__TASK DIRECTIONS__
Write out the listing below again, precisely as it is given.

__EXERCISE DATA__
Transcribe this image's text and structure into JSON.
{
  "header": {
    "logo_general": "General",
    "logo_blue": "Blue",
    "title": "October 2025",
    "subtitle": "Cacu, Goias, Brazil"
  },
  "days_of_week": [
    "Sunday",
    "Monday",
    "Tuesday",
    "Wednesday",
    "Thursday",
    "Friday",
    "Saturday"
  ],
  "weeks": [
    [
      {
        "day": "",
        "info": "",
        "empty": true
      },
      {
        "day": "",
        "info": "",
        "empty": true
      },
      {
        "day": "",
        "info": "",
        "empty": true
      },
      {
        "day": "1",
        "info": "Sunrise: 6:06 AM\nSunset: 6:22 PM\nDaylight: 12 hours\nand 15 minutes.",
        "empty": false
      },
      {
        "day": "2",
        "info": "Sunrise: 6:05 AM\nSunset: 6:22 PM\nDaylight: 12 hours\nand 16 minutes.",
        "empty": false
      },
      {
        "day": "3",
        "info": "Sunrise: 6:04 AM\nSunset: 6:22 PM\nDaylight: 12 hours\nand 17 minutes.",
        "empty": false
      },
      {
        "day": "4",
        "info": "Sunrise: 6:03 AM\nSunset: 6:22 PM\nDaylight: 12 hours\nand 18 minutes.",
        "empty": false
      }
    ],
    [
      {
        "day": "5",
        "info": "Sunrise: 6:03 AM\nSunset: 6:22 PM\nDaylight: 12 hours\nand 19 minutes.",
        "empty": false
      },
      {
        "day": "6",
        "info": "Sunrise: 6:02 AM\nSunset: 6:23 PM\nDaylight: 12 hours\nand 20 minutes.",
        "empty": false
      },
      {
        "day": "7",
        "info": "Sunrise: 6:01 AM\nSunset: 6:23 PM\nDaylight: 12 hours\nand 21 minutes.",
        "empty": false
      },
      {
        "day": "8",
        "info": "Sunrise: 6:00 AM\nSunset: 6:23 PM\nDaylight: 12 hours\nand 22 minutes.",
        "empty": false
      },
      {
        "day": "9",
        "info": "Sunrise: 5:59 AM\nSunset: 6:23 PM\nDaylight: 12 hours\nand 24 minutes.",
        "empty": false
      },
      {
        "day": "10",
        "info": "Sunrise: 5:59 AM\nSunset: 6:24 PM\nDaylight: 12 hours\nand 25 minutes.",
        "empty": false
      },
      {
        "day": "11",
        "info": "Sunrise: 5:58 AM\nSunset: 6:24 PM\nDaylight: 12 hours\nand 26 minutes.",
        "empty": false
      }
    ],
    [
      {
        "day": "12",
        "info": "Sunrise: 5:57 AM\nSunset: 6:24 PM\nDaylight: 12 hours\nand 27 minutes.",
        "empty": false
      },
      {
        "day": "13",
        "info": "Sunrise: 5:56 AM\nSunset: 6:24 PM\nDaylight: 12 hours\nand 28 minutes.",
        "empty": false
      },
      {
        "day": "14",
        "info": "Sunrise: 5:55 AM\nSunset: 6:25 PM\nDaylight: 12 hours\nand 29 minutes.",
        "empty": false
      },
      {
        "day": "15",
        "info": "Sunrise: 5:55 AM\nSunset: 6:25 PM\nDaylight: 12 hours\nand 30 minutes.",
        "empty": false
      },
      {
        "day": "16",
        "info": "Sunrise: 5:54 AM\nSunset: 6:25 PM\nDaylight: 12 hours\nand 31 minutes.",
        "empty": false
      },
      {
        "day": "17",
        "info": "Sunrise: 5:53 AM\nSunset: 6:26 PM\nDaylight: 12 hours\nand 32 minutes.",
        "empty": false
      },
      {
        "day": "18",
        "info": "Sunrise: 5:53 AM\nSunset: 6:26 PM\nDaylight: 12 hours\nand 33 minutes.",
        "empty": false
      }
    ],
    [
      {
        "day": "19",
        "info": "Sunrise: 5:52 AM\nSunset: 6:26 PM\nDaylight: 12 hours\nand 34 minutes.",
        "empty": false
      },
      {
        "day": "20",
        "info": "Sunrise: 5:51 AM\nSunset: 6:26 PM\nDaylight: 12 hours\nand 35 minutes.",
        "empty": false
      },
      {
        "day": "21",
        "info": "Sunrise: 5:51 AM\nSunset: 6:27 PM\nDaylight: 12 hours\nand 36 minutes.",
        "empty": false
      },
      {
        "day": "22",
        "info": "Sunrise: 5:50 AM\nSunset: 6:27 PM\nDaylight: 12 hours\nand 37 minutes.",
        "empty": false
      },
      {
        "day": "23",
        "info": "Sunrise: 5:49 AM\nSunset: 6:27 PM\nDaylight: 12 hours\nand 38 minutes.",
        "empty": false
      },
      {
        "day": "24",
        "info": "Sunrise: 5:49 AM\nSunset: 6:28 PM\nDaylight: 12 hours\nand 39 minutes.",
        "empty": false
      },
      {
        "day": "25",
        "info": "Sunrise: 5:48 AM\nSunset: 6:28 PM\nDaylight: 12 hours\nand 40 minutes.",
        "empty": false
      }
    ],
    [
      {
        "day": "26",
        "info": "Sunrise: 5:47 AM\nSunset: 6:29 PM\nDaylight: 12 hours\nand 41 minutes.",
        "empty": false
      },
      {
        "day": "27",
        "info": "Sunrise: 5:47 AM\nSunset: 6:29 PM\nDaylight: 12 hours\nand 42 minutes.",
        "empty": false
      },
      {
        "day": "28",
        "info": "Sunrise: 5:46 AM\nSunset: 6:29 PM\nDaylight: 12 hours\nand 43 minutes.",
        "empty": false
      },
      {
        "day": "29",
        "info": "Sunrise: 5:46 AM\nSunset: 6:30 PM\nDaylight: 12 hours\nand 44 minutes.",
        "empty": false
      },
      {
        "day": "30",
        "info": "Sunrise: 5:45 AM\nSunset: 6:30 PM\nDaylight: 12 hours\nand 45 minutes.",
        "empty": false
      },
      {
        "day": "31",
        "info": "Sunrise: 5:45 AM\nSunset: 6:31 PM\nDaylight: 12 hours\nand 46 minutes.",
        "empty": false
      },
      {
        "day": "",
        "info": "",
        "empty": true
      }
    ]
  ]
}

__SOLUTION FOR THIS EXERCISE__
Transcribe this image's text and structure into JSON.
{
  "header": {
    "logo_general": "General",
    "logo_blue": "Blue",
    "title": "October 2025",
    "subtitle": "Cacu, Goias, Brazil"
  },
  "days_of_week": [
    "Sunday",
    "Monday",
    "Tuesday",
    "Wednesday",
    "Thursday",
    "Friday",
    "Saturday"
  ],
  "weeks": [
    [
      {
        "day": "",
        "info": "",
        "empty": true
      },
      {
        "day": "",
        "info": "",
        "empty": true
      },
      {
        "day": "",
        "info": "",
        "empty": true
      },
      {
        "day": "1",
        "info": "Sunrise: 6:06 AM\nSunset: 6:22 PM\nDaylight: 12 hours\nand 15 minutes.",
        "empty": false
      },
      {
        "day": "2",
        "info": "Sunrise: 6:05 AM\nSunset: 6:22 PM\nDaylight: 12 hours\nand 16 minutes.",
        "empty": false
      },
      {
        "day": "3",
        "info": "Sunrise: 6:04 AM\nSunset: 6:22 PM\nDaylight: 12 hours\nand 17 minutes.",
        "empty": false
      },
      {
        "day": "4",
        "info": "Sunrise: 6:03 AM\nSunset: 6:22 PM\nDaylight: 12 hours\nand 18 minutes.",
        "empty": false
      }
    ],
    [
      {
        "day": "5",
        "info": "Sunrise: 6:03 AM\nSunset: 6:22 PM\nDaylight: 12 hours\nand 19 minutes.",
        "empty": false
      },
      {
        "day": "6",
        "info": "Sunrise: 6:02 AM\nSunset: 6:23 PM\nDaylight: 12 hours\nand 20 minutes.",
        "empty": false
      },
      {
        "day": "7",
        "info": "Sunrise: 6:01 AM\nSunset: 6:23 PM\nDaylight: 12 hours\nand 21 minutes.",
        "empty": false
      },
      {
        "day": "8",
        "info": "Sunrise: 6:00 AM\nSunset: 6:23 PM\nDaylight: 12 hours\nand 22 minutes.",
        "empty": false
      },
      {
        "day": "9",
        "info": "Sunrise: 5:59 AM\nSunset: 6:23 PM\nDaylight: 12 hours\nand 24 minutes.",
        "empty": false
      },
      {
        "day": "10",
        "info": "Sunrise: 5:59 AM\nSunset: 6:24 PM\nDaylight: 12 hours\nand 25 minutes.",
        "empty": false
      },
      {
        "day": "11",
        "info": "Sunrise: 5:58 AM\nSunset: 6:24 PM\nDaylight: 12 hours\nand 26 minutes.",
        "empty": false
      }
    ],
    [
      {
        "day": "12",
        "info": "Sunrise: 5:57 AM\nSunset: 6:24 PM\nDaylight: 12 hours\nand 27 minutes.",
        "empty": false
      },
      {
        "day": "13",
        "info": "Sunrise: 5:56 AM\nSunset: 6:24 PM\nDaylight: 12 hours\nand 28 minutes.",
        "empty": false
      },
      {
        "day": "14",
        "info": "Sunrise: 5:55 AM\nSunset: 6:25 PM\nDaylight: 12 hours\nand 29 minutes.",
        "empty": false
      },
      {
        "day": "15",
        "info": "Sunrise: 5:55 AM\nSunset: 6:25 PM\nDaylight: 12 hours\nand 30 minutes.",
        "empty": false
      },
      {
        "day": "16",
        "info": "Sunrise: 5:54 AM\nSunset: 6:25 PM\nDaylight: 12 hours\nand 31 minutes.",
        "empty": false
      },
      {
        "day": "17",
        "info": "Sunrise: 5:53 AM\nSunset: 6:26 PM\nDaylight: 12 hours\nand 32 minutes.",
        "empty": false
      },
      {
        "day": "18",
        "info": "Sunrise: 5:53 AM\nSunset: 6:26 PM\nDaylight: 12 hours\nand 33 minutes.",
        "empty": false
      }
    ],
    [
      {
        "day": "19",
        "info": "Sunrise: 5:52 AM\nSunset: 6:26 PM\nDaylight: 12 hours\nand 34 minutes.",
        "empty": false
      },
      {
        "day": "20",
        "info": "Sunrise: 5:51 AM\nSunset: 6:26 PM\nDaylight: 12 hours\nand 35 minutes.",
        "empty": false
      },
      {
        "day": "21",
        "info": "Sunrise: 5:51 AM\nSunset: 6:27 PM\nDaylight: 12 hours\nand 36 minutes.",
        "empty": false
      },
      {
        "day": "22",
        "info": "Sunrise: 5:50 AM\nSunset: 6:27 PM\nDaylight: 12 hours\nand 37 minutes.",
        "empty": false
      },
      {
        "day": "23",
        "info": "Sunrise: 5:49 AM\nSunset: 6:27 PM\nDaylight: 12 hours\nand 38 minutes.",
        "empty": false
      },
      {
        "day": "24",
        "info": "Sunrise: 5:49 AM\nSunset: 6:28 PM\nDaylight: 12 hours\nand 39 minutes.",
        "empty": false
      },
      {
        "day": "25",
        "info": "Sunrise: 5:48 AM\nSunset: 6:28 PM\nDaylight: 12 hours\nand 40 minutes.",
        "empty": false
      }
    ],
    [
      {
        "day": "26",
        "info": "Sunrise: 5:47 AM\nSunset: 6:29 PM\nDaylight: 12 hours\nand 41 minutes.",
        "empty": false
      },
      {
        "day": "27",
        "info": "Sunrise: 5:47 AM\nSunset: 6:29 PM\nDaylight: 12 hours\nand 42 minutes.",
        "empty": false
      },
      {
        "day": "28",
        "info": "Sunrise: 5:46 AM\nSunset: 6:29 PM\nDaylight: 12 hours\nand 43 minutes.",
        "empty": false
      },
      {
        "day": "29",
        "info": "Sunrise: 5:46 AM\nSunset: 6:30 PM\nDaylight: 12 hours\nand 44 minutes.",
        "empty": false
      },
      {
        "day": "30",
        "info": "Sunrise: 5:45 AM\nSunset: 6:30 PM\nDaylight: 12 hours\nand 45 minutes.",
        "empty": false
      },
      {
        "day": "31",
        "info": "Sunrise: 5:45 AM\nSunset: 6:31 PM\nDaylight: 12 hours\nand 46 minutes.",
        "empty": false
      },
      {
        "day": "",
        "info": "",
        "empty": true
      }
    ]
  ]
}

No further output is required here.